● **PROVIDED RECORDS**
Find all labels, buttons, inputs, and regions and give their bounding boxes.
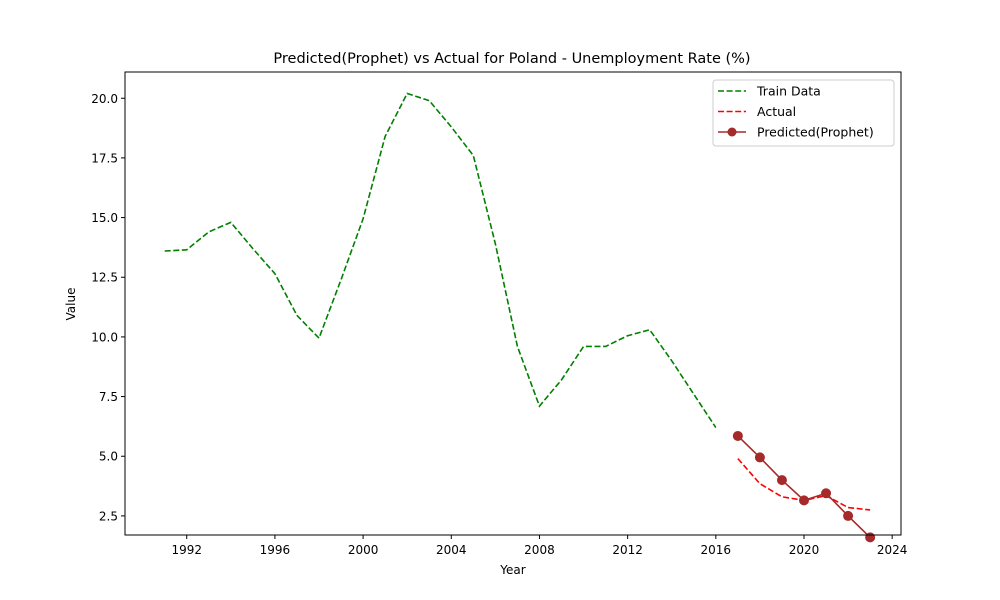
y-axis-label: Value	[64, 288, 78, 321]
x-tick-label: 2012	[612, 543, 643, 557]
data-point-predicted-prophet	[799, 495, 809, 506]
legend: Train Data Actual Predicted(Prophet)	[712, 79, 895, 147]
plot-series	[164, 92, 876, 543]
data-point-predicted-prophet	[821, 488, 832, 499]
x-tick-label: 1996	[260, 543, 291, 557]
data-point-predicted-prophet	[732, 430, 743, 441]
chart-title: Predicted(Prophet) vs Actual for Poland …	[273, 51, 750, 67]
legend-marker-predicted-prophet	[727, 127, 737, 137]
x-axis: 1992 1996 2000 2004 2008 2012 2016 2020 2024	[171, 535, 907, 557]
y-tick-label: 2.5	[99, 509, 118, 523]
y-axis: 2.5 5.0 7.5 10.0 12.5 15.0 17.5 20.0	[91, 92, 125, 523]
y-tick-label: 5.0	[99, 450, 118, 464]
data-point-predicted-prophet	[843, 510, 854, 521]
y-tick-label: 10.0	[91, 330, 118, 344]
legend-label-predicted-prophet: Predicted(Prophet)	[757, 125, 874, 140]
x-tick-label: 2020	[789, 543, 820, 557]
x-tick-label: 2004	[436, 543, 467, 557]
data-point-predicted-prophet	[865, 532, 876, 543]
x-axis-label: Year	[499, 563, 525, 577]
data-point-predicted-prophet	[754, 452, 765, 463]
y-tick-label: 7.5	[99, 390, 118, 404]
y-tick-label: 12.5	[91, 271, 118, 285]
x-tick-label: 2016	[701, 543, 732, 557]
y-tick-label: 20.0	[91, 92, 118, 106]
x-tick-label: 2008	[524, 543, 555, 557]
series-line-train-data	[164, 92, 717, 429]
data-point-predicted-prophet	[776, 475, 787, 486]
y-tick-label: 17.5	[91, 151, 118, 165]
plot-area-frame	[124, 71, 902, 536]
legend-label-actual: Actual	[757, 104, 796, 119]
legend-box	[712, 79, 895, 147]
x-tick-label: 1992	[171, 543, 202, 557]
x-tick-label: 2000	[348, 543, 379, 557]
x-tick-label: 2024	[877, 543, 908, 557]
y-tick-label: 15.0	[91, 211, 118, 225]
legend-label-train-data: Train Data	[756, 84, 821, 99]
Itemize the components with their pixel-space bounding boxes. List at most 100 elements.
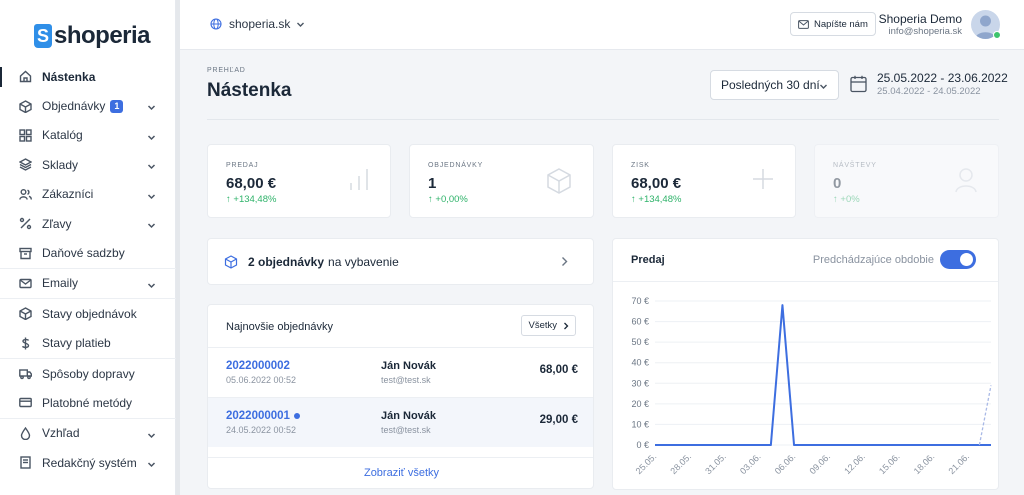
contact-us-button[interactable]: Napíšte nám xyxy=(790,12,876,36)
sidebar-item-label: Emaily xyxy=(42,276,79,291)
sales-chart-card: Predaj Predchádzajúce obdobie 0 € 10 € 20 … xyxy=(612,238,999,490)
order-id-link[interactable]: 2022000001 xyxy=(226,410,300,422)
sidebar-nav: Nástenka Objednávky 1 Katalóg Sklady Zákazníc… xyxy=(0,62,176,477)
stat-value: 68,00 € xyxy=(631,175,682,192)
sidebar-item-zakaznici[interactable]: Zákazníci xyxy=(0,180,176,209)
sidebar-divider xyxy=(0,267,176,269)
date-range[interactable]: 25.05.2022 - 23.06.2022 xyxy=(877,71,1008,85)
sidebar: shoperia Nástenka Objednávky 1 Katalóg Sklad… xyxy=(0,0,176,495)
order-id-link[interactable]: 2022000002 xyxy=(226,360,290,372)
y-tick-label: 50 € xyxy=(631,337,649,347)
sidebar-item-emaily[interactable]: Emaily xyxy=(0,269,176,298)
period-select[interactable]: Posledných 30 dní xyxy=(710,70,839,100)
pending-orders-banner[interactable]: 2 objednávky na vybavenie xyxy=(207,238,594,285)
grid-icon xyxy=(18,128,32,142)
previous-period-label: Predchádzajúce obdobie xyxy=(812,254,934,266)
sidebar-item-label: Redakčný systém xyxy=(42,455,137,470)
all-orders-button[interactable]: Všetky xyxy=(521,315,576,336)
x-tick-label: 25.05. xyxy=(634,451,659,476)
customer-email: test@test.sk xyxy=(381,375,431,385)
sidebar-item-label: Stavy objednávok xyxy=(42,306,137,321)
user-avatar-icon xyxy=(975,15,996,39)
logo-text: shoperia xyxy=(54,22,151,49)
user-email: info@shoperia.sk xyxy=(888,26,962,37)
y-tick-label: 30 € xyxy=(631,378,649,388)
sidebar-item-stavy-objednavok[interactable]: Stavy objednávok xyxy=(0,299,176,328)
sidebar-item-sklady[interactable]: Sklady xyxy=(0,150,176,179)
table-row[interactable]: 2022000001 24.05.2022 00:52 Ján Novák te… xyxy=(208,397,593,447)
chevron-down-icon xyxy=(147,101,156,111)
sidebar-item-nastenka[interactable]: Nástenka xyxy=(0,62,176,91)
x-tick-label: 15.06. xyxy=(877,451,902,476)
globe-icon xyxy=(210,18,222,30)
y-tick-label: 40 € xyxy=(631,358,649,368)
sidebar-scrollbar[interactable] xyxy=(176,0,180,495)
chevron-down-icon xyxy=(297,22,305,27)
new-order-indicator xyxy=(293,412,300,419)
sales-chart: 0 € 10 € 20 € 30 € 40 € 50 € 60 € 70 € 25.05. 28.… xyxy=(631,296,992,476)
sidebar-item-vzhlad[interactable]: Vzhľad xyxy=(0,419,176,448)
sidebar-item-label: Daňové sadzby xyxy=(42,246,125,261)
y-tick-label: 10 € xyxy=(631,419,649,429)
stat-value: 1 xyxy=(428,175,437,192)
sidebar-item-danove-sadzby[interactable]: Daňové sadzby xyxy=(0,238,176,267)
sidebar-item-katalog[interactable]: Katalóg xyxy=(0,121,176,150)
page-title: Nástenka xyxy=(207,80,292,101)
date-range-previous: 25.04.2022 - 24.05.2022 xyxy=(877,86,981,97)
stat-label: PREDAJ xyxy=(226,162,259,169)
x-tick-label: 06.06. xyxy=(773,451,798,476)
table-row[interactable]: 2022000002 05.06.2022 00:52 Ján Novák te… xyxy=(208,347,593,397)
topbar: shoperia.sk Napíšte nám Shoperia Demo in… xyxy=(180,0,1024,50)
cube-icon xyxy=(18,307,32,321)
user-name[interactable]: Shoperia Demo xyxy=(878,12,962,26)
sidebar-item-label: Katalóg xyxy=(42,128,83,143)
stat-card-visits: NÁVŠTEVY 0 ↑ +0% xyxy=(814,144,999,218)
customer-name: Ján Novák xyxy=(381,410,437,422)
sidebar-item-sposoby-dopravy[interactable]: Spôsoby dopravy xyxy=(0,359,176,388)
archive-icon xyxy=(18,246,32,260)
site-selector[interactable]: shoperia.sk xyxy=(210,17,305,31)
customer-name: Ján Novák xyxy=(381,360,437,372)
chevron-right-icon xyxy=(564,322,569,329)
show-all-orders-link[interactable]: Zobraziť všetky xyxy=(208,457,593,479)
mail-icon xyxy=(798,19,809,29)
sidebar-item-label: Stavy platieb xyxy=(42,336,111,351)
stat-change: ↑ +134,48% xyxy=(226,194,277,205)
x-tick-label: 28.05. xyxy=(668,451,693,476)
chevron-down-icon xyxy=(147,429,156,438)
logo[interactable]: shoperia xyxy=(34,22,151,50)
stat-change: ↑ +0% xyxy=(833,194,860,205)
sidebar-item-zlavy[interactable]: Zľavy xyxy=(0,209,176,238)
calendar-icon[interactable] xyxy=(850,75,867,93)
sidebar-item-platobne-metody[interactable]: Platobné metódy xyxy=(0,388,176,417)
bar-chart-icon xyxy=(348,167,370,196)
sidebar-item-stavy-platieb[interactable]: Stavy platieb xyxy=(0,329,176,358)
cube-icon xyxy=(18,99,32,113)
sidebar-divider xyxy=(0,357,176,359)
x-tick-label: 21.06. xyxy=(946,451,971,476)
sales-title: Predaj xyxy=(631,254,665,266)
customer-email: test@test.sk xyxy=(381,425,431,435)
stat-change: ↑ +0,00% xyxy=(428,194,468,205)
chevron-down-icon xyxy=(820,84,827,89)
stat-label: OBJEDNÁVKY xyxy=(428,162,484,169)
sidebar-item-label: Platobné metódy xyxy=(42,395,133,410)
divider xyxy=(613,281,998,282)
chevron-down-icon xyxy=(147,279,156,288)
sidebar-item-redakcny-system[interactable]: Redakčný systém xyxy=(0,448,176,477)
stat-card-orders: OBJEDNÁVKY 1 ↑ +0,00% xyxy=(409,144,594,218)
sidebar-item-label: Objednávky xyxy=(42,99,106,114)
online-status-dot xyxy=(993,31,1001,39)
stat-value: 0 xyxy=(833,175,842,192)
pending-count: 2 objednávky xyxy=(248,254,325,269)
x-tick-label: 09.06. xyxy=(807,451,832,476)
sidebar-item-objednavky[interactable]: Objednávky 1 xyxy=(0,91,176,120)
sidebar-divider xyxy=(0,298,176,300)
count-badge: 1 xyxy=(110,99,124,113)
latest-orders-title: Najnovšie objednávky xyxy=(226,321,334,333)
sidebar-item-label: Zľavy xyxy=(42,216,72,231)
dollar-icon xyxy=(18,336,32,350)
latest-orders-card: Najnovšie objednávky Všetky 2022000002 0… xyxy=(207,304,594,489)
truck-icon xyxy=(18,367,32,381)
previous-period-toggle[interactable] xyxy=(940,250,976,269)
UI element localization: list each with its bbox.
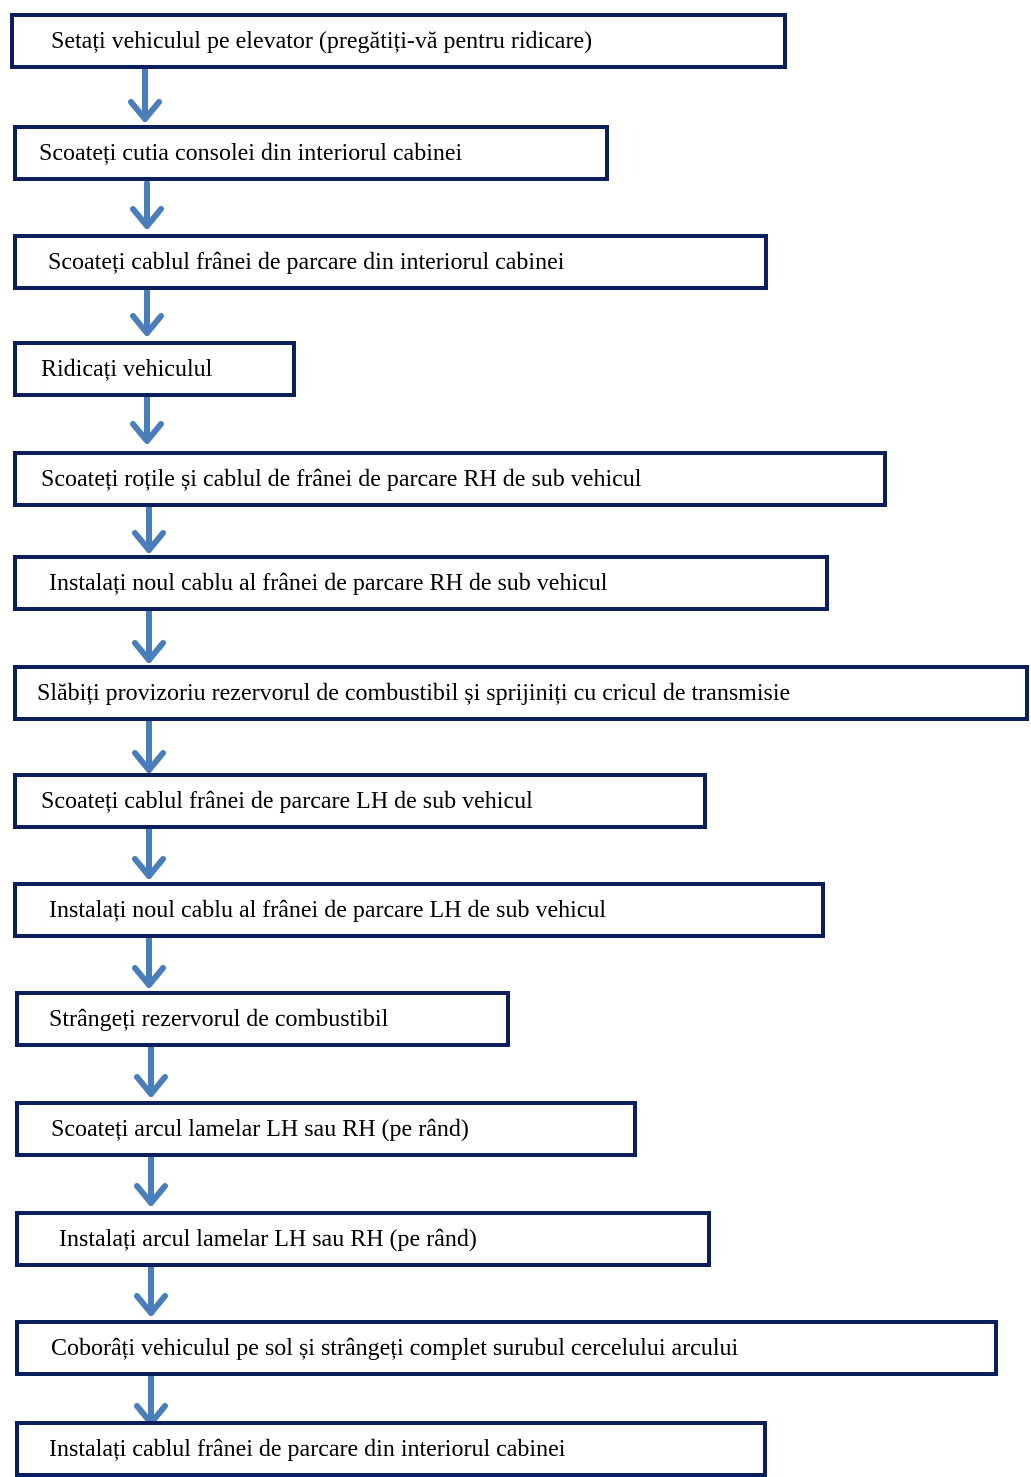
flow-step-label: Instalați cablul frânei de parcare din i… bbox=[49, 1436, 566, 1462]
flow-arrow-9 bbox=[132, 935, 166, 988]
flow-step-label: Scoateți roțile și cablul de frânei de p… bbox=[41, 466, 642, 492]
flow-step-9: Instalați noul cablu al frânei de parcar… bbox=[13, 882, 825, 938]
flow-arrow-12 bbox=[134, 1264, 168, 1316]
flow-step-10: Strângeți rezervorul de combustibil bbox=[15, 991, 510, 1047]
flow-step-8: Scoateți cablul frânei de parcare LH de … bbox=[13, 773, 707, 829]
flow-step-12: Instalați arcul lamelar LH sau RH (pe râ… bbox=[15, 1211, 711, 1267]
flow-step-6: Instalați noul cablu al frânei de parcar… bbox=[13, 555, 829, 611]
flow-step-label: Coborâți vehiculul pe sol și strângeți c… bbox=[51, 1335, 739, 1361]
flow-step-label: Instalați arcul lamelar LH sau RH (pe râ… bbox=[59, 1226, 477, 1252]
flow-step-label: Scoateți cablul frânei de parcare LH de … bbox=[41, 788, 533, 814]
flow-step-7: Slăbiți provizoriu rezervorul de combust… bbox=[13, 665, 1029, 721]
flow-step-4: Ridicați vehiculul bbox=[13, 341, 296, 397]
flow-arrow-6 bbox=[132, 608, 166, 663]
flow-arrow-1 bbox=[128, 65, 162, 122]
flow-step-14: Instalați cablul frânei de parcare din i… bbox=[15, 1421, 767, 1477]
flow-arrow-4 bbox=[130, 393, 164, 444]
flow-step-label: Scoateți cutia consolei din interiorul c… bbox=[39, 140, 463, 166]
flow-step-label: Strângeți rezervorul de combustibil bbox=[49, 1006, 389, 1032]
flow-step-label: Slăbiți provizoriu rezervorul de combust… bbox=[37, 680, 791, 706]
flow-step-5: Scoateți roțile și cablul de frânei de p… bbox=[13, 451, 887, 507]
flow-arrow-7 bbox=[132, 718, 166, 773]
flow-arrow-8 bbox=[132, 826, 166, 879]
flow-arrow-3 bbox=[130, 288, 164, 336]
flow-step-11: Scoateți arcul lamelar LH sau RH (pe rân… bbox=[15, 1101, 637, 1157]
flow-arrow-5 bbox=[132, 505, 166, 553]
flow-step-13: Coborâți vehiculul pe sol și strângeți c… bbox=[15, 1320, 998, 1376]
flow-arrow-13 bbox=[134, 1373, 168, 1426]
flow-step-label: Ridicați vehiculul bbox=[41, 356, 213, 382]
flow-step-label: Scoateți arcul lamelar LH sau RH (pe rân… bbox=[51, 1116, 469, 1142]
flow-arrow-2 bbox=[130, 180, 164, 229]
flow-step-label: Instalați noul cablu al frânei de parcar… bbox=[49, 570, 608, 596]
flow-arrow-11 bbox=[134, 1154, 168, 1206]
flow-step-label: Scoateți cablul frânei de parcare din in… bbox=[48, 249, 565, 275]
flow-arrow-10 bbox=[134, 1044, 168, 1097]
flow-step-1: Setați vehiculul pe elevator (pregătiți-… bbox=[10, 13, 787, 69]
flow-step-2: Scoateți cutia consolei din interiorul c… bbox=[13, 125, 609, 181]
flow-step-label: Instalați noul cablu al frânei de parcar… bbox=[49, 897, 607, 923]
flow-step-3: Scoateți cablul frânei de parcare din in… bbox=[13, 234, 768, 290]
flow-step-label: Setați vehiculul pe elevator (pregătiți-… bbox=[51, 28, 593, 54]
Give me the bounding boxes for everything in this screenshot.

● **WHAT IS REQUIRED**
Format the stretch of the data that opens with the line containing "flow-step-label: Instalați cablul" and closes with the line containing "flow-arrow-8 bbox=[132, 826, 166, 879]" as a Markdown table. Use a numbered Row column and a Line column, and skip any blank lines.

● **RESULT OF THIS TASK**
| Row | Line |
|---|---|
| 1 | flow-step-label: Instalați cablul frânei de parcare din i… bbox=[49, 1436, 566, 1462] |
| 2 | flow-arrow-9 bbox=[132, 935, 166, 988] |
| 3 | flow-step-label: Scoateți roțile și cablul de frânei de p… bbox=[41, 466, 642, 492] |
| 4 | flow-step-9: Instalați noul cablu al frânei de parcar… bbox=[13, 882, 825, 938] |
| 5 | flow-arrow-12 bbox=[134, 1264, 168, 1316] |
| 6 | flow-step-10: Strângeți rezervorul de combustibil bbox=[15, 991, 510, 1047] |
| 7 | flow-step-8: Scoateți cablul frânei de parcare LH de … bbox=[13, 773, 707, 829] |
| 8 | flow-step-12: Instalați arcul lamelar LH sau RH (pe râ… bbox=[15, 1211, 711, 1267] |
| 9 | flow-step-6: Instalați noul cablu al frânei de parcar… bbox=[13, 555, 829, 611] |
| 10 | flow-step-label: Coborâți vehiculul pe sol și strângeți c… bbox=[51, 1335, 739, 1361] |
| 11 | flow-step-label: Instalați arcul lamelar LH sau RH (pe râ… bbox=[59, 1226, 477, 1252] |
| 12 | flow-step-label: Scoateți cablul frânei de parcare LH de … bbox=[41, 788, 533, 814] |
| 13 | flow-step-7: Slăbiți provizoriu rezervorul de combust… bbox=[13, 665, 1029, 721] |
| 14 | flow-step-4: Ridicați vehiculul bbox=[13, 341, 296, 397] |
| 15 | flow-arrow-6 bbox=[132, 608, 166, 663] |
| 16 | flow-arrow-1 bbox=[128, 65, 162, 122] |
| 17 | flow-step-14: Instalați cablul frânei de parcare din i… bbox=[15, 1421, 767, 1477] |
| 18 | flow-arrow-4 bbox=[130, 393, 164, 444] |
| 19 | flow-step-label: Scoateți cutia consolei din interiorul c… bbox=[39, 140, 463, 166] |
| 20 | flow-step-label: Strângeți rezervorul de combustibil bbox=[49, 1006, 389, 1032] |
| 21 | flow-step-label: Slăbiți provizoriu rezervorul de combust… bbox=[37, 680, 791, 706] |
| 22 | flow-step-5: Scoateți roțile și cablul de frânei de p… bbox=[13, 451, 887, 507] |
| 23 | flow-arrow-7 bbox=[132, 718, 166, 773] |
| 24 | flow-arrow-8 bbox=[132, 826, 166, 879] |